*EXERCISE BRIEF*.
Return, word for word, the lines of the data beginning with the first line and ending with the line that contains "candle (227, 116, 233, 138)", including both of those lines.

■ ■ ■

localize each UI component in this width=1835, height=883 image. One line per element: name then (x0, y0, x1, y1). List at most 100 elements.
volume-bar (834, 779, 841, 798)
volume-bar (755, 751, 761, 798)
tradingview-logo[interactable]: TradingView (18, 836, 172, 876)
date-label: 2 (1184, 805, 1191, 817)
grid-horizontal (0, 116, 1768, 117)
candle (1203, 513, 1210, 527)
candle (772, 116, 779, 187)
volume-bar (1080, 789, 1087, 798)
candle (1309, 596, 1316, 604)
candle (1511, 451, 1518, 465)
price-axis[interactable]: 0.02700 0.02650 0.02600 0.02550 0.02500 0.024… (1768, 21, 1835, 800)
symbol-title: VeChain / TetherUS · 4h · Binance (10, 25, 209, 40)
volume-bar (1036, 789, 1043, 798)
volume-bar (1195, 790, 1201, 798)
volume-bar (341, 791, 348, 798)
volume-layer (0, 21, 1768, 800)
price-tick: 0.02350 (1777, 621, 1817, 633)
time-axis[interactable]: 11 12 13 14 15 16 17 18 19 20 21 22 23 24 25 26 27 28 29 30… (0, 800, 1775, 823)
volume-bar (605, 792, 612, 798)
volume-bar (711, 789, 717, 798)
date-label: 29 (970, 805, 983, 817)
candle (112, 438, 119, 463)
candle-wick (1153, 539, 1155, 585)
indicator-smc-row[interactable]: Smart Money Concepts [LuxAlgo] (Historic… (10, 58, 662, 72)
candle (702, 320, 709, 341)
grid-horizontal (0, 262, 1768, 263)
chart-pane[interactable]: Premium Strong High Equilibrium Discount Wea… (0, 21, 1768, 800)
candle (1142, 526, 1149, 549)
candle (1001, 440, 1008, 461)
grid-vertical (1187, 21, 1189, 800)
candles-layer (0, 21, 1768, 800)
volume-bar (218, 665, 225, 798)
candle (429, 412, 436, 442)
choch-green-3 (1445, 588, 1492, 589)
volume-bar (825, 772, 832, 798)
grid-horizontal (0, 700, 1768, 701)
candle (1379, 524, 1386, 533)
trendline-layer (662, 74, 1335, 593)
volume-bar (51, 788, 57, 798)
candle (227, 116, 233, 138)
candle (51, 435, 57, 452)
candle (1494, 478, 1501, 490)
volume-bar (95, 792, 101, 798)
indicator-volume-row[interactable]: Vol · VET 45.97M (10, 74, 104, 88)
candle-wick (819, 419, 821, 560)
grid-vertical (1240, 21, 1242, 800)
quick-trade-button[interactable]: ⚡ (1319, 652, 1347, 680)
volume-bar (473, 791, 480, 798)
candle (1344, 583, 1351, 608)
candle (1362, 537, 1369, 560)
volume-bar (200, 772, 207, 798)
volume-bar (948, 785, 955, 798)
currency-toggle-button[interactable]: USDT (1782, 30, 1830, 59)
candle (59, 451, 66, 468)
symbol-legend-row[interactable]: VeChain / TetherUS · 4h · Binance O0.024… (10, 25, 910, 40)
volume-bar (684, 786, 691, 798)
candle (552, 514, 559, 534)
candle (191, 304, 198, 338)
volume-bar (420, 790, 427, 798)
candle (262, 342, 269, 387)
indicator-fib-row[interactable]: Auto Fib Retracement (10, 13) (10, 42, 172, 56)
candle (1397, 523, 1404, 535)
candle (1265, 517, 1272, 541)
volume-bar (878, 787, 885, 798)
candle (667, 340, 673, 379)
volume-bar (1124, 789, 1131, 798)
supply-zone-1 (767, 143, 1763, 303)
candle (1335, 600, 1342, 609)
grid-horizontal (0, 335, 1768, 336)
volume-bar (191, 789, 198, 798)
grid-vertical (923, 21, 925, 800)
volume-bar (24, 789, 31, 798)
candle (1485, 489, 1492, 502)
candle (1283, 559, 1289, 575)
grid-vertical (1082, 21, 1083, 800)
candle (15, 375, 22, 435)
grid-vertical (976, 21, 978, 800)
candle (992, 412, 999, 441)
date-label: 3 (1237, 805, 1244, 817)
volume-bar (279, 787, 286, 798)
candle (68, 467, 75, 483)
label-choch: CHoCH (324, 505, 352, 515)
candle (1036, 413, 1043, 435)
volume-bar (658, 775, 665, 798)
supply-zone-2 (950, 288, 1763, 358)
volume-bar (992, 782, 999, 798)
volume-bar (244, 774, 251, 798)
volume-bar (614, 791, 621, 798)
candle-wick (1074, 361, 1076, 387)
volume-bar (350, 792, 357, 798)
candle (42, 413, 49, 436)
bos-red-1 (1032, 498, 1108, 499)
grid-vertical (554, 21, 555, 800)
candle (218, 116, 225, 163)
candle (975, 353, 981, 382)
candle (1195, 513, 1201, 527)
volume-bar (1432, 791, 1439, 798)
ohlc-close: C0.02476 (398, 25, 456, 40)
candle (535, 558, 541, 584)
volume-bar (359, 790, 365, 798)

■ ■ ■

*TASK RESULT*.
localize each UI component in this width=1835, height=883 image. One line per element: name then (x0, y0, x1, y1). List at most 100 elements.
volume-bar (834, 779, 841, 798)
volume-bar (755, 751, 761, 798)
tradingview-logo[interactable]: TradingView (18, 836, 172, 876)
date-label: 2 (1184, 805, 1191, 817)
grid-horizontal (0, 116, 1768, 117)
candle (1203, 513, 1210, 527)
candle (772, 116, 779, 187)
volume-bar (1080, 789, 1087, 798)
candle (1309, 596, 1316, 604)
candle (1511, 451, 1518, 465)
price-axis[interactable]: 0.02700 0.02650 0.02600 0.02550 0.02500 0.024… (1768, 21, 1835, 800)
symbol-title: VeChain / TetherUS · 4h · Binance (10, 25, 209, 40)
volume-bar (1036, 789, 1043, 798)
volume-bar (1195, 790, 1201, 798)
volume-bar (341, 791, 348, 798)
volume-layer (0, 21, 1768, 800)
price-tick: 0.02350 (1777, 621, 1817, 633)
time-axis[interactable]: 11 12 13 14 15 16 17 18 19 20 21 22 23 24 25 26 27 28 29 30… (0, 800, 1775, 823)
volume-bar (605, 792, 612, 798)
volume-bar (711, 789, 717, 798)
date-label: 29 (970, 805, 983, 817)
candle (112, 438, 119, 463)
candle-wick (1153, 539, 1155, 585)
indicator-smc-row[interactable]: Smart Money Concepts [LuxAlgo] (Historic… (10, 58, 662, 72)
candle (702, 320, 709, 341)
grid-horizontal (0, 262, 1768, 263)
chart-pane[interactable]: Premium Strong High Equilibrium Discount Wea… (0, 21, 1768, 800)
candle (1142, 526, 1149, 549)
candle (1001, 440, 1008, 461)
grid-vertical (1187, 21, 1189, 800)
candles-layer (0, 21, 1768, 800)
volume-bar (218, 665, 225, 798)
candle (429, 412, 436, 442)
choch-green-3 (1445, 588, 1492, 589)
volume-bar (825, 772, 832, 798)
grid-horizontal (0, 700, 1768, 701)
candle (1379, 524, 1386, 533)
trendline-layer (662, 74, 1335, 593)
volume-bar (51, 788, 57, 798)
candle (227, 116, 233, 138)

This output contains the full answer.